> _Data extract_:

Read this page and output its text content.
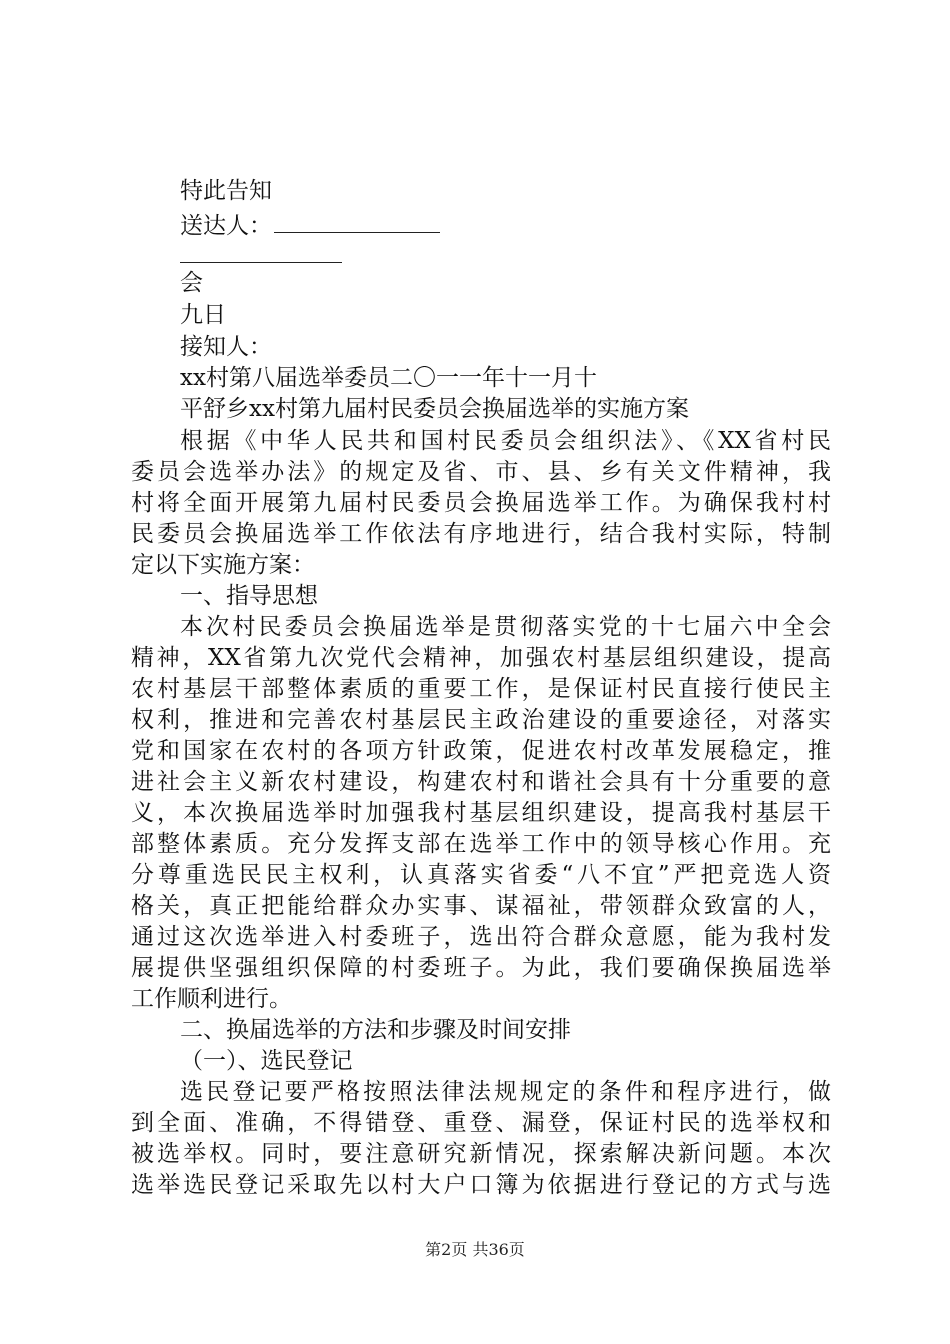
特此告知
送达人：
会
九日
接知人：
xx村第八届选举委员二〇一一年十一月十
平舒乡xx村第九届村民委员会换届选举的实施方案
根据《中华人民共和国村民委员会组织法》、《XX省村民
委员会选举办法》的规定及省、市、县、乡有关文件精神，我
村将全面开展第九届村民委员会换届选举工作。为确保我村村
民委员会换届选举工作依法有序地进行，结合我村实际，特制
定以下实施方案：
一、指导思想
本次村民委员会换届选举是贯彻落实党的十七届六中全会
精神，XX省第九次党代会精神，加强农村基层组织建设，提高
农村基层干部整体素质的重要工作，是保证村民直接行使民主
权利，推进和完善农村基层民主政治建设的重要途径，对落实
党和国家在农村的各项方针政策，促进农村改革发展稳定，推
进社会主义新农村建设，构建农村和谐社会具有十分重要的意
义，本次换届选举时加强我村基层组织建设，提高我村基层干
部整体素质。充分发挥支部在选举工作中的领导核心作用。充
分尊重选民民主权利，认真落实省委“八不宜”严把竞选人资
格关，真正把能给群众办实事、谋福祉，带领群众致富的人，
通过这次选举进入村委班子，选出符合群众意愿，能为我村发
展提供坚强组织保障的村委班子。为此，我们要确保换届选举
工作顺利进行。
二、换届选举的方法和步骤及时间安排
（一）、选民登记
选民登记要严格按照法律法规规定的条件和程序进行，做
到全面、准确，不得错登、重登、漏登，保证村民的选举权和
被选举权。同时，要注意研究新情况，探索解决新问题。本次
选举选民登记采取先以村大户口簿为依据进行登记的方式与选
第2页 共36页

> _What to produce_:
Take the listing above and restate it word for word, without its pictures.

> _Output of the exercise_:
Read this page and output its text content.
特此告知
送达人：
会
九日
接知人：
xx村第八届选举委员二〇一一年十一月十
平舒乡xx村第九届村民委员会换届选举的实施方案
根据《中华人民共和国村民委员会组织法》、《XX省村民
委员会选举办法》的规定及省、市、县、乡有关文件精神，我
村将全面开展第九届村民委员会换届选举工作。为确保我村村
民委员会换届选举工作依法有序地进行，结合我村实际，特制
定以下实施方案：
一、指导思想
本次村民委员会换届选举是贯彻落实党的十七届六中全会
精神，XX省第九次党代会精神，加强农村基层组织建设，提高
农村基层干部整体素质的重要工作，是保证村民直接行使民主
权利，推进和完善农村基层民主政治建设的重要途径，对落实
党和国家在农村的各项方针政策，促进农村改革发展稳定，推
进社会主义新农村建设，构建农村和谐社会具有十分重要的意
义，本次换届选举时加强我村基层组织建设，提高我村基层干
部整体素质。充分发挥支部在选举工作中的领导核心作用。充
分尊重选民民主权利，认真落实省委“八不宜”严把竞选人资
格关，真正把能给群众办实事、谋福祉，带领群众致富的人，
通过这次选举进入村委班子，选出符合群众意愿，能为我村发
展提供坚强组织保障的村委班子。为此，我们要确保换届选举
工作顺利进行。
二、换届选举的方法和步骤及时间安排
（一）、选民登记
选民登记要严格按照法律法规规定的条件和程序进行，做
到全面、准确，不得错登、重登、漏登，保证村民的选举权和
被选举权。同时，要注意研究新情况，探索解决新问题。本次
选举选民登记采取先以村大户口簿为依据进行登记的方式与选
第2页 共36页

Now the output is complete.